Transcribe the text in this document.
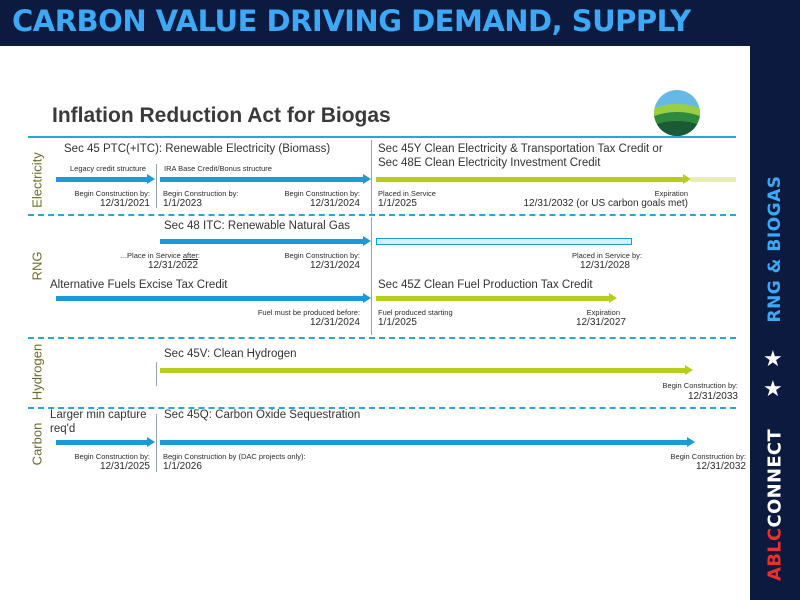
CARBON VALUE DRIVING DEMAND, SUPPLY
RNG & BIOGAS
★
★
ABLCCONNECT
Inflation Reduction Act for Biogas
Electricity
RNG
Hydrogen
Carbon
Sec 45 PTC(+ITC): Renewable Electricity (Biomass)
Legacy credit structure IRA Base Credit/Bonus structure
Sec 45Y Clean Electricity & Transportation Tax Credit or
Sec 48E Clean Electricity Investment Credit
Begin Construction by:
12/31/2021
Begin Construction by:
1/1/2023
Begin Construction by:
12/31/2024
Placed in Service
1/1/2025
Expiration
12/31/2032 (or US carbon goals met)
Sec 48 ITC: Renewable Natural Gas
...Place in Service after:
12/31/2022
Begin Construction by:
12/31/2024
Placed in Service by:
12/31/2028
Alternative Fuels Excise Tax Credit	Sec 45Z Clean Fuel Production Tax Credit
Fuel must be produced before:
12/31/2024
Fuel produced starting
1/1/2025
Expiration
12/31/2027
Sec 45V: Clean Hydrogen
Begin Construction by:
12/31/2033
Larger min capture
req'd
Sec 45Q: Carbon Oxide Sequestration
Begin Construction by:
12/31/2025
Begin Construction by (DAC projects only):
1/1/2026
Begin Construction by:
12/31/2032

§ Aim of the task
Search the data for the string "Placed". List each line that has it.

§ Expected answer
Placed in Service
Placed in Service by:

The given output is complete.